GOAL OF THE EXERCISE
Report back each line of the records that contains the string "kommunikatsiya".

TASK INPUTS
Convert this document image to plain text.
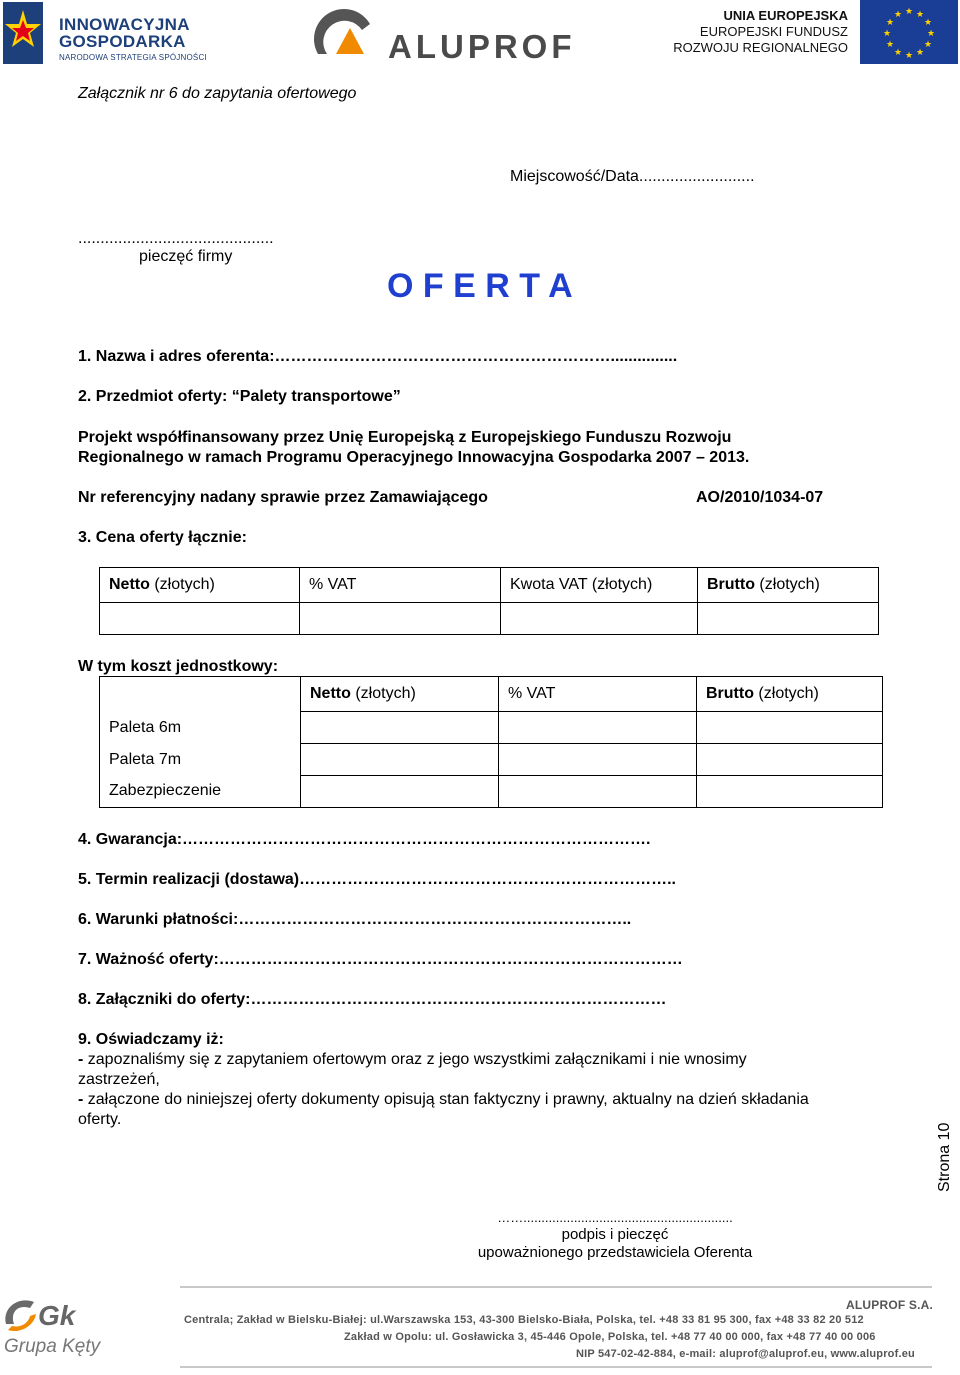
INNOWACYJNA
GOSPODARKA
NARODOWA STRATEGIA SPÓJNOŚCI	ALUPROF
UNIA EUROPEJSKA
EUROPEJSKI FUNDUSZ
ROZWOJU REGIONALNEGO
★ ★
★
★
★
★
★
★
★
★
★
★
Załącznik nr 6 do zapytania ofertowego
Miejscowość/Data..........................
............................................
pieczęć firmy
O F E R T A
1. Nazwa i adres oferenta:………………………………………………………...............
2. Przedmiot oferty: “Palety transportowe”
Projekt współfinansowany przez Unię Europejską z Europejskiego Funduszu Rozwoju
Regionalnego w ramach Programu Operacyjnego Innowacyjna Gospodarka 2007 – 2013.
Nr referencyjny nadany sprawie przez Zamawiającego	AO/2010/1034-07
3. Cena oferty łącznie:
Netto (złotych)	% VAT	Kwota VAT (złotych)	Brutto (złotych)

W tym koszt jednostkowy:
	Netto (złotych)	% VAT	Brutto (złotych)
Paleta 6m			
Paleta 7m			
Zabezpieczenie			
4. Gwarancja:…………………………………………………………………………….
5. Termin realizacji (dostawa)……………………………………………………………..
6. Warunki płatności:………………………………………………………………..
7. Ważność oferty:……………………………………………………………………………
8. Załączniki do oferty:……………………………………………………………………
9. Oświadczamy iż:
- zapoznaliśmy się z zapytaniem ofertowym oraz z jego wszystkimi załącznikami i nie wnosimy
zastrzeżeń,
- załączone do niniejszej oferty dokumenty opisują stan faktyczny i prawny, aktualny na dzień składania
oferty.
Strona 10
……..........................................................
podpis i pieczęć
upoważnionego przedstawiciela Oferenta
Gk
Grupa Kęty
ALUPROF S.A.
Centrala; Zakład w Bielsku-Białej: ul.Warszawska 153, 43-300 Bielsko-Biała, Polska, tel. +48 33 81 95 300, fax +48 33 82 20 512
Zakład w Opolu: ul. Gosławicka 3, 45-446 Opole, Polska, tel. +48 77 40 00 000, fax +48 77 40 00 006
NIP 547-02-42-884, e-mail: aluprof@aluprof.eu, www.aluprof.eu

---

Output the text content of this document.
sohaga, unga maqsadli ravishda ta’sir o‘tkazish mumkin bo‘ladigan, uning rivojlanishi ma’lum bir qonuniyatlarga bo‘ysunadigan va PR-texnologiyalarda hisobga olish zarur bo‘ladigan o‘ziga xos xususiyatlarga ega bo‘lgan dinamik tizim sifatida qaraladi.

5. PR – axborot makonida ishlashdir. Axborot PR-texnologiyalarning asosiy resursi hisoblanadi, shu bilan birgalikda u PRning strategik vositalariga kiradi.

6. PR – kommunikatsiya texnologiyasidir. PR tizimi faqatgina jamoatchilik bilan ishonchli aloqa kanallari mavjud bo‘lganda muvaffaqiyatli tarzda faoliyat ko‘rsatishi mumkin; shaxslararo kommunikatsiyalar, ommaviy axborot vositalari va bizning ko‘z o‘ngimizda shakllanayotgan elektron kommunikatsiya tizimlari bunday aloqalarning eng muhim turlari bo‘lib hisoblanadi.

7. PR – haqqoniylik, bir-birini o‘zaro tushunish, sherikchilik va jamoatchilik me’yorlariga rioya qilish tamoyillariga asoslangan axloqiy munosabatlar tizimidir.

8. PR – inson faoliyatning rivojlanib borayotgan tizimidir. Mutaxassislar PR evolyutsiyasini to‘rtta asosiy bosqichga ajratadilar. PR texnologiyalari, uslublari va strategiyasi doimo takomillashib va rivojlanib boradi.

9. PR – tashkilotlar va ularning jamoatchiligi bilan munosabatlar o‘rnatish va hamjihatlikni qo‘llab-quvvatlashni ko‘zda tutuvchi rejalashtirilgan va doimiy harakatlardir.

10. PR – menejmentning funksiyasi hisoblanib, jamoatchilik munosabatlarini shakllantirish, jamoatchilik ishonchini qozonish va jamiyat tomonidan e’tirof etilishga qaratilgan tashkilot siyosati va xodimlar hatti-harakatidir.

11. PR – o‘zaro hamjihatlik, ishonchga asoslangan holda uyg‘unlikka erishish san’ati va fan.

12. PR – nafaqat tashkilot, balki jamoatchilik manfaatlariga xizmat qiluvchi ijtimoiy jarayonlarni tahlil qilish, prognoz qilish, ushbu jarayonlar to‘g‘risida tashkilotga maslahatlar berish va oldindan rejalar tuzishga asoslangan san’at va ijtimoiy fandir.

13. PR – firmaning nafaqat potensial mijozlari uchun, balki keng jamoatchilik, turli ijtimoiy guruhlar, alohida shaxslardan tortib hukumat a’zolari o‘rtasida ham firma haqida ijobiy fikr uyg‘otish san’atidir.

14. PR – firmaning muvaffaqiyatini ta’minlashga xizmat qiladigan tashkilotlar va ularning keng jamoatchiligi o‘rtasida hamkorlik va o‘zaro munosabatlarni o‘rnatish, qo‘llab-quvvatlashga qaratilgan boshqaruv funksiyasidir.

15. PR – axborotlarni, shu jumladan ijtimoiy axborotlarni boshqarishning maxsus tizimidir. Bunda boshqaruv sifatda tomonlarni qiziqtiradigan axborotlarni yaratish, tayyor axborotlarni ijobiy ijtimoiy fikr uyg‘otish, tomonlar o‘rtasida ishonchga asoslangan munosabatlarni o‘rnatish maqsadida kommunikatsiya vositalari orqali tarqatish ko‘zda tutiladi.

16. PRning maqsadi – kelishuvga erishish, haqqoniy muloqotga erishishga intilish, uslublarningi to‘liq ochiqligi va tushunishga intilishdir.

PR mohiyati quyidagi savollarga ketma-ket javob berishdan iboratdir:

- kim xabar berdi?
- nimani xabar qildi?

* * *

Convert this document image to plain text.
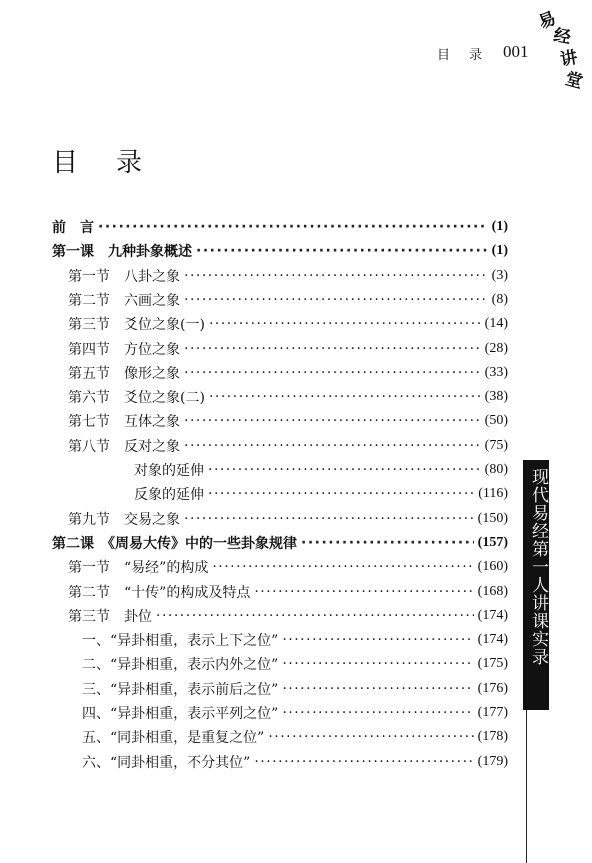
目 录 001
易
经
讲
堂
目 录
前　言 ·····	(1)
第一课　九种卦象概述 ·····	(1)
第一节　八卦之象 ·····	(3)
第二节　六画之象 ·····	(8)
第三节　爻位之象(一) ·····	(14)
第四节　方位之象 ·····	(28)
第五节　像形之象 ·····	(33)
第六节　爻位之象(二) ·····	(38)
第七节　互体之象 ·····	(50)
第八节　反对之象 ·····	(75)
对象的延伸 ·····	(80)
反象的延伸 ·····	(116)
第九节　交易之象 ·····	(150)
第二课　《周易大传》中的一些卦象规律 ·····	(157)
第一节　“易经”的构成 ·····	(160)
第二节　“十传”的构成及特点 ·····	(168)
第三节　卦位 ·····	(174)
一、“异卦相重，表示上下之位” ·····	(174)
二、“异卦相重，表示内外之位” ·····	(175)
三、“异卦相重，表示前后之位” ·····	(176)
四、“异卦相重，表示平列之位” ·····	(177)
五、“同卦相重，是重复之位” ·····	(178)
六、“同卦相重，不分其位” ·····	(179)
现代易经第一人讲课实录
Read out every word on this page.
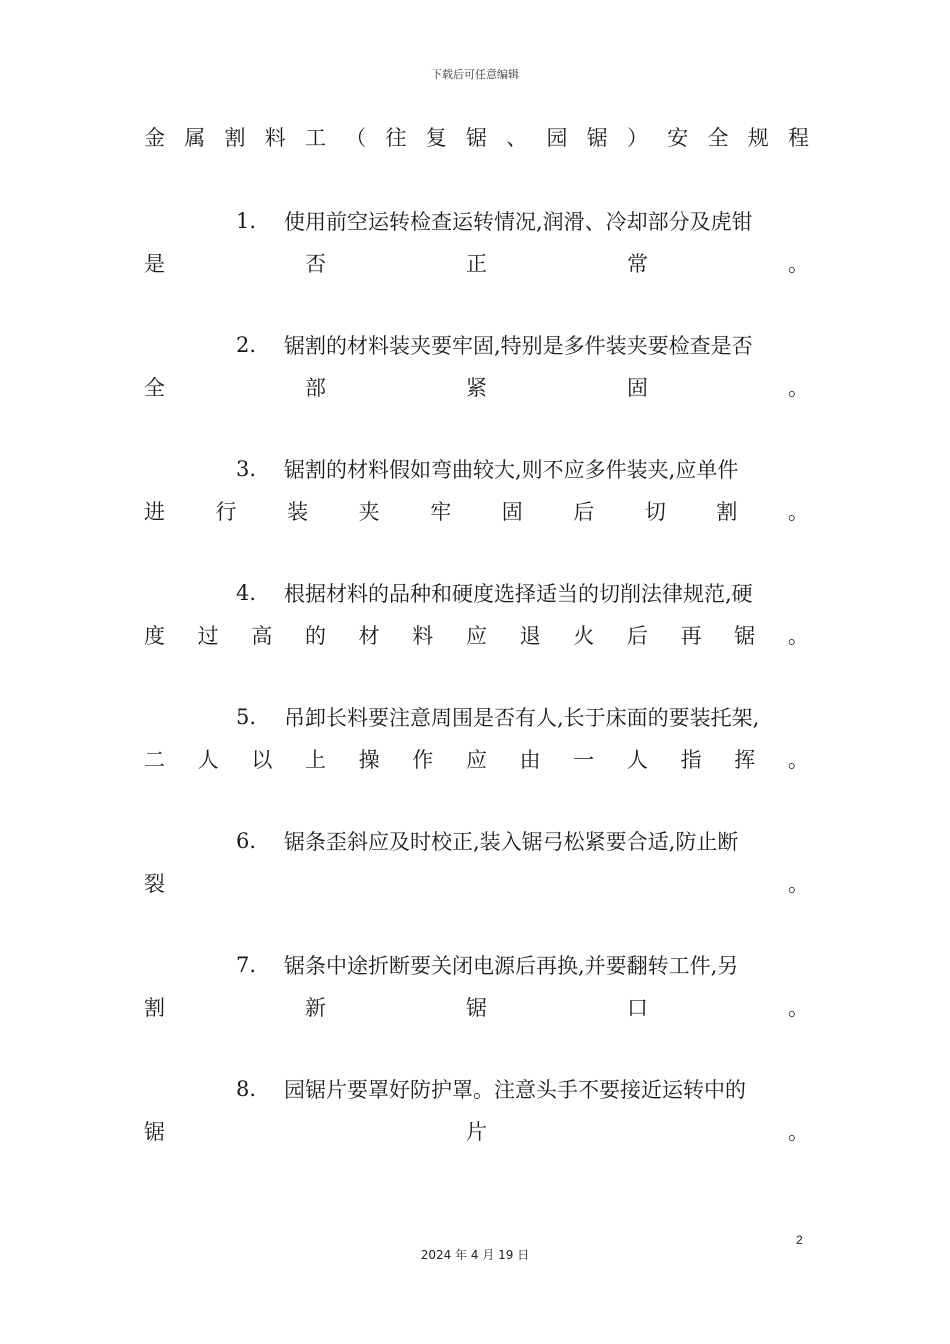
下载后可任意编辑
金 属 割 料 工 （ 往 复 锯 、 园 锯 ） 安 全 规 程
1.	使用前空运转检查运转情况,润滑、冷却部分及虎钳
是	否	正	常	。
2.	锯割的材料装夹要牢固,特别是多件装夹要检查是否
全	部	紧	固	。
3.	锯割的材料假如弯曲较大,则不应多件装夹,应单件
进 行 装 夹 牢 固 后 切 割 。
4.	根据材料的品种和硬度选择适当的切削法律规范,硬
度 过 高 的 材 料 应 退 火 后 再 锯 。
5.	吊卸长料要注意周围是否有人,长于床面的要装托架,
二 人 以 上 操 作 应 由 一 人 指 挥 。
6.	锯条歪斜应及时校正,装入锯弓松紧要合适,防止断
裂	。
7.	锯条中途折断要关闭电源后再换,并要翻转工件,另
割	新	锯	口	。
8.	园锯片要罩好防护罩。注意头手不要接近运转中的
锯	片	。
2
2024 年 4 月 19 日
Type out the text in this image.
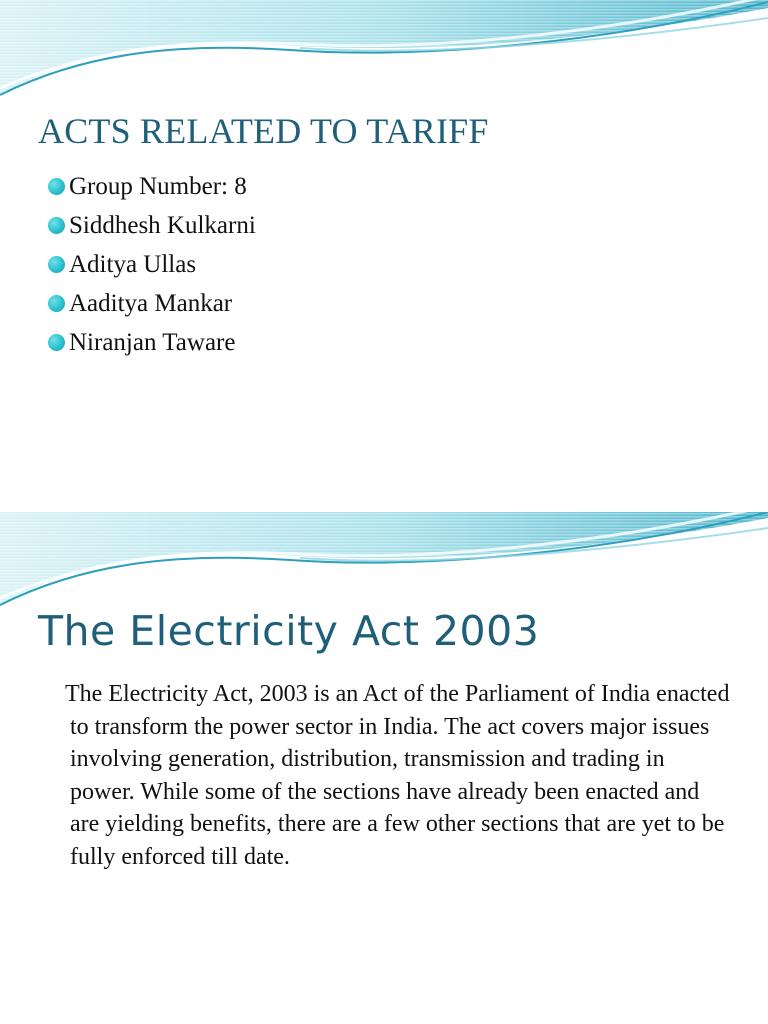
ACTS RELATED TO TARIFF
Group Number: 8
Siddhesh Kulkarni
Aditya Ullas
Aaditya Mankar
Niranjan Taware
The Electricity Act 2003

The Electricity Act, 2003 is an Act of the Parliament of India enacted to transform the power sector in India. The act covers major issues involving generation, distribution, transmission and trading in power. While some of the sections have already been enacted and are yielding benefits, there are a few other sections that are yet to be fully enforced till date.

SOLUTION BELOW
6. PR – kommunikatsiya texnologiyasidir. PR tizimi faqatgina jamoatchilik bilan ishonchli aloqa kanallari mavjud bo‘lganda muvaffaqiyatli tarzda faoliyat ko‘rsatishi mumkin; shaxslararo kommunikatsiyalar, ommaviy axborot vositalari va bizning ko‘z o‘ngimizda shakllanayotgan elektron kommunikatsiya tizimlari bunday aloqalarning eng muhim turlari bo‘lib hisoblanadi.
15. PR – axborotlarni, shu jumladan ijtimoiy axborotlarni boshqarishning maxsus tizimidir. Bunda boshqaruv sifatda tomonlarni qiziqtiradigan axborotlarni yaratish, tayyor axborotlarni ijobiy ijtimoiy fikr uyg‘otish, tomonlar o‘rtasida ishonchga asoslangan munosabatlarni o‘rnatish maqsadida kommunikatsiya vositalari orqali tarqatish ko‘zda tutiladi.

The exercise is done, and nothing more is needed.